(Stored entries)
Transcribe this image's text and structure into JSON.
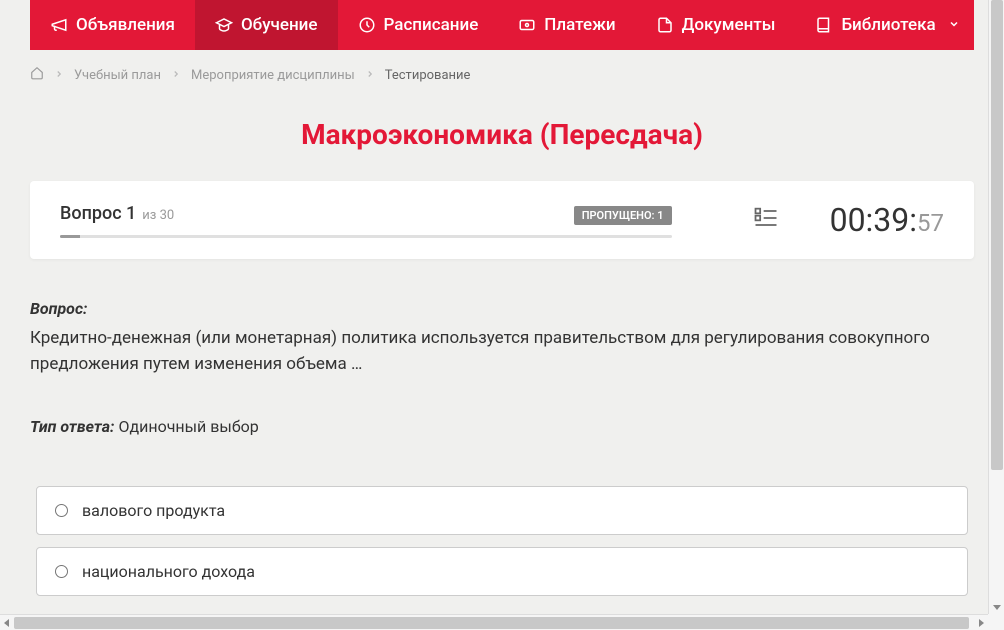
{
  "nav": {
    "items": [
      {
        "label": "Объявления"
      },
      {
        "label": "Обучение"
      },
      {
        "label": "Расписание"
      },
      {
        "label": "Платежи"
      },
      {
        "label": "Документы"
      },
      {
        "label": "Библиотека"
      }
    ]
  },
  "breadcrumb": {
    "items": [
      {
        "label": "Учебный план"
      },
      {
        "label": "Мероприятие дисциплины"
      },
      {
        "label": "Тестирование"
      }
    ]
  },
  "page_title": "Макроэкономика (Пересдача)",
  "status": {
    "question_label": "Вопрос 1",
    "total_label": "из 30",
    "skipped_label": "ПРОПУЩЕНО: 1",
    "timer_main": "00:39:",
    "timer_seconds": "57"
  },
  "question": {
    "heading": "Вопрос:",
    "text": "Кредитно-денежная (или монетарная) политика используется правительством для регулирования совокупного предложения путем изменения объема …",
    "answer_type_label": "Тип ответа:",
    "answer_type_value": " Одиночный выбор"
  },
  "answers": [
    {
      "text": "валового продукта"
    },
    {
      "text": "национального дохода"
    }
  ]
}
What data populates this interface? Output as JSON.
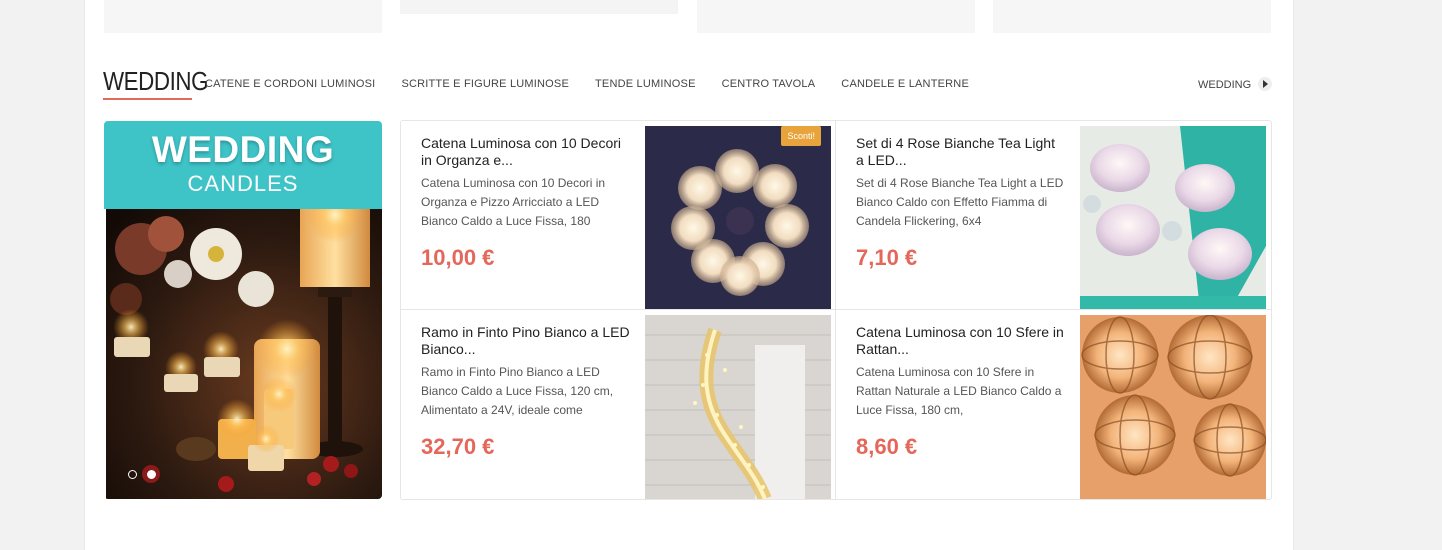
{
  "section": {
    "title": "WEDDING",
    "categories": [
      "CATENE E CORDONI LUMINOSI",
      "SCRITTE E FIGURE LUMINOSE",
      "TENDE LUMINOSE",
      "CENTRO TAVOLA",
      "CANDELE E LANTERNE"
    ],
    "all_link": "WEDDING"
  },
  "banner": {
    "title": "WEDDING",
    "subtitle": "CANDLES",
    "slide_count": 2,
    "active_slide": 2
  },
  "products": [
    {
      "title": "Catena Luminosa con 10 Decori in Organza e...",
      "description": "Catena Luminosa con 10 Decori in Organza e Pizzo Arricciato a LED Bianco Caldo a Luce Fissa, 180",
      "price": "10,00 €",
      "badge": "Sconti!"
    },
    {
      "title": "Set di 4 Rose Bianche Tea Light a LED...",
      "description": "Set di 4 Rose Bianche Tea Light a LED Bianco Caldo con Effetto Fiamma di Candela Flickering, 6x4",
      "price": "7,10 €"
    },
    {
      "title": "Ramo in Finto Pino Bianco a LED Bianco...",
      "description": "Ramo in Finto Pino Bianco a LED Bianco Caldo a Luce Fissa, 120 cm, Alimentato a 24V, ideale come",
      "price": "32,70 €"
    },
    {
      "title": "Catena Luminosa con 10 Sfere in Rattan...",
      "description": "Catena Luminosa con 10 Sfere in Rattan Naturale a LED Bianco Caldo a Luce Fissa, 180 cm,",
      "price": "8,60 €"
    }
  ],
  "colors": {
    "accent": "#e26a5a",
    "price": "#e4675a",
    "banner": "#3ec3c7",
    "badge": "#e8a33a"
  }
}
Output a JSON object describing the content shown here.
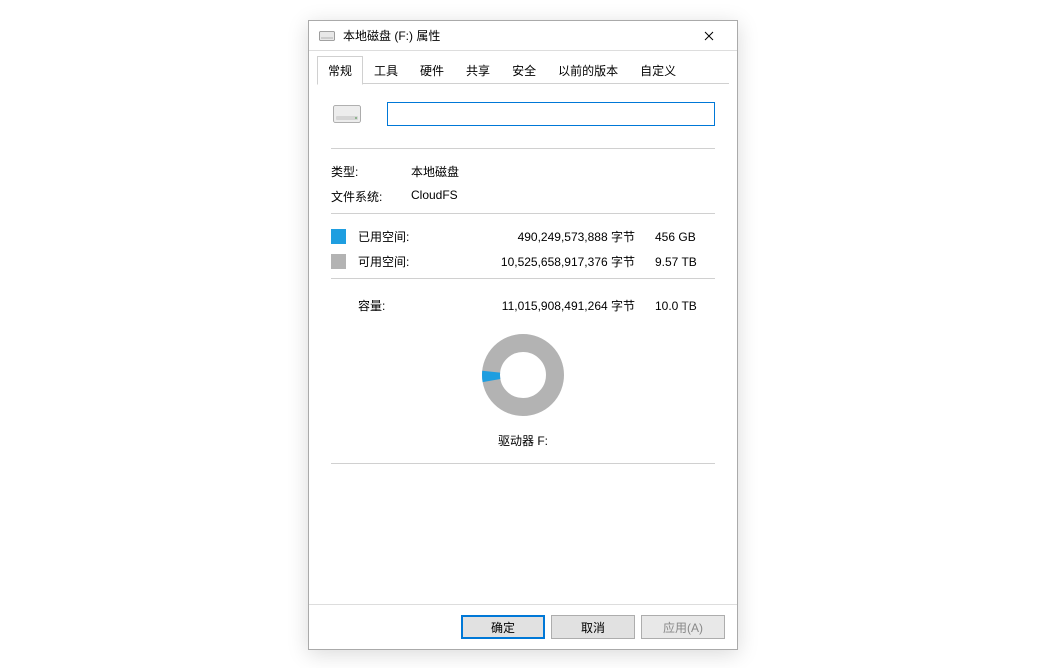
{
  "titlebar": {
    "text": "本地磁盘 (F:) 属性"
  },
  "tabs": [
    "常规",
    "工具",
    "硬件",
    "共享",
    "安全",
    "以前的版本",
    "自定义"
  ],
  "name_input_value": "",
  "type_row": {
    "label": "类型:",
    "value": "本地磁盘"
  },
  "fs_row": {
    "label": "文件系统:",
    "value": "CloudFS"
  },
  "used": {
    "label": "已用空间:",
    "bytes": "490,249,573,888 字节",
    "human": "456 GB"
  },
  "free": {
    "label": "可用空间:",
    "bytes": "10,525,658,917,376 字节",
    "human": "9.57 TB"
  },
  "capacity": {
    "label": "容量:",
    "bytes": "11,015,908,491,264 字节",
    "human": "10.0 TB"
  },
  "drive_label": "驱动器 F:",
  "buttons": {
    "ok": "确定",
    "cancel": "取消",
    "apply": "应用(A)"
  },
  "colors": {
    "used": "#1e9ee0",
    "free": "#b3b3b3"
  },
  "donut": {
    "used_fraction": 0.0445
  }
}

Goal of the exercise:
Repeat the records word for word. Any picture in them should be left out.

Exercise output:
Transcribe this image's text and structure into JSON.
{
  "nav": {
    "items": [
      {
        "label": "Объявления"
      },
      {
        "label": "Обучение"
      },
      {
        "label": "Расписание"
      },
      {
        "label": "Платежи"
      },
      {
        "label": "Документы"
      },
      {
        "label": "Библиотека"
      }
    ]
  },
  "breadcrumb": {
    "items": [
      {
        "label": "Учебный план"
      },
      {
        "label": "Мероприятие дисциплины"
      },
      {
        "label": "Тестирование"
      }
    ]
  },
  "page_title": "Макроэкономика (Пересдача)",
  "status": {
    "question_label": "Вопрос 1",
    "total_label": "из 30",
    "skipped_label": "ПРОПУЩЕНО: 1",
    "timer_main": "00:39:",
    "timer_seconds": "57"
  },
  "question": {
    "heading": "Вопрос:",
    "text": "Кредитно-денежная (или монетарная) политика используется правительством для регулирования совокупного предложения путем изменения объема …",
    "answer_type_label": "Тип ответа:",
    "answer_type_value": " Одиночный выбор"
  },
  "answers": [
    {
      "text": "валового продукта"
    },
    {
      "text": "национального дохода"
    }
  ]
}
What data populates this interface? Output as JSON.
{
  "section": {
    "title": "WEDDING",
    "categories": [
      "CATENE E CORDONI LUMINOSI",
      "SCRITTE E FIGURE LUMINOSE",
      "TENDE LUMINOSE",
      "CENTRO TAVOLA",
      "CANDELE E LANTERNE"
    ],
    "all_link": "WEDDING"
  },
  "banner": {
    "title": "WEDDING",
    "subtitle": "CANDLES",
    "slide_count": 2,
    "active_slide": 2
  },
  "products": [
    {
      "title": "Catena Luminosa con 10 Decori in Organza e...",
      "description": "Catena Luminosa con 10 Decori in Organza e Pizzo Arricciato a LED Bianco Caldo a Luce Fissa, 180",
      "price": "10,00 €",
      "badge": "Sconti!"
    },
    {
      "title": "Set di 4 Rose Bianche Tea Light a LED...",
      "description": "Set di 4 Rose Bianche Tea Light a LED Bianco Caldo con Effetto Fiamma di Candela Flickering, 6x4",
      "price": "7,10 €"
    },
    {
      "title": "Ramo in Finto Pino Bianco a LED Bianco...",
      "description": "Ramo in Finto Pino Bianco a LED Bianco Caldo a Luce Fissa, 120 cm, Alimentato a 24V, ideale come",
      "price": "32,70 €"
    },
    {
      "title": "Catena Luminosa con 10 Sfere in Rattan...",
      "description": "Catena Luminosa con 10 Sfere in Rattan Naturale a LED Bianco Caldo a Luce Fissa, 180 cm,",
      "price": "8,60 €"
    }
  ],
  "colors": {
    "accent": "#e26a5a",
    "price": "#e4675a",
    "banner": "#3ec3c7",
    "badge": "#e8a33a"
  }
}
Output a JSON object describing the content shown here.
{
  "titlebar": {
    "text": "本地磁盘 (F:) 属性"
  },
  "tabs": [
    "常规",
    "工具",
    "硬件",
    "共享",
    "安全",
    "以前的版本",
    "自定义"
  ],
  "name_input_value": "",
  "type_row": {
    "label": "类型:",
    "value": "本地磁盘"
  },
  "fs_row": {
    "label": "文件系统:",
    "value": "CloudFS"
  },
  "used": {
    "label": "已用空间:",
    "bytes": "490,249,573,888 字节",
    "human": "456 GB"
  },
  "free": {
    "label": "可用空间:",
    "bytes": "10,525,658,917,376 字节",
    "human": "9.57 TB"
  },
  "capacity": {
    "label": "容量:",
    "bytes": "11,015,908,491,264 字节",
    "human": "10.0 TB"
  },
  "drive_label": "驱动器 F:",
  "buttons": {
    "ok": "确定",
    "cancel": "取消",
    "apply": "应用(A)"
  },
  "colors": {
    "used": "#1e9ee0",
    "free": "#b3b3b3"
  },
  "donut": {
    "used_fraction": 0.0445
  }
}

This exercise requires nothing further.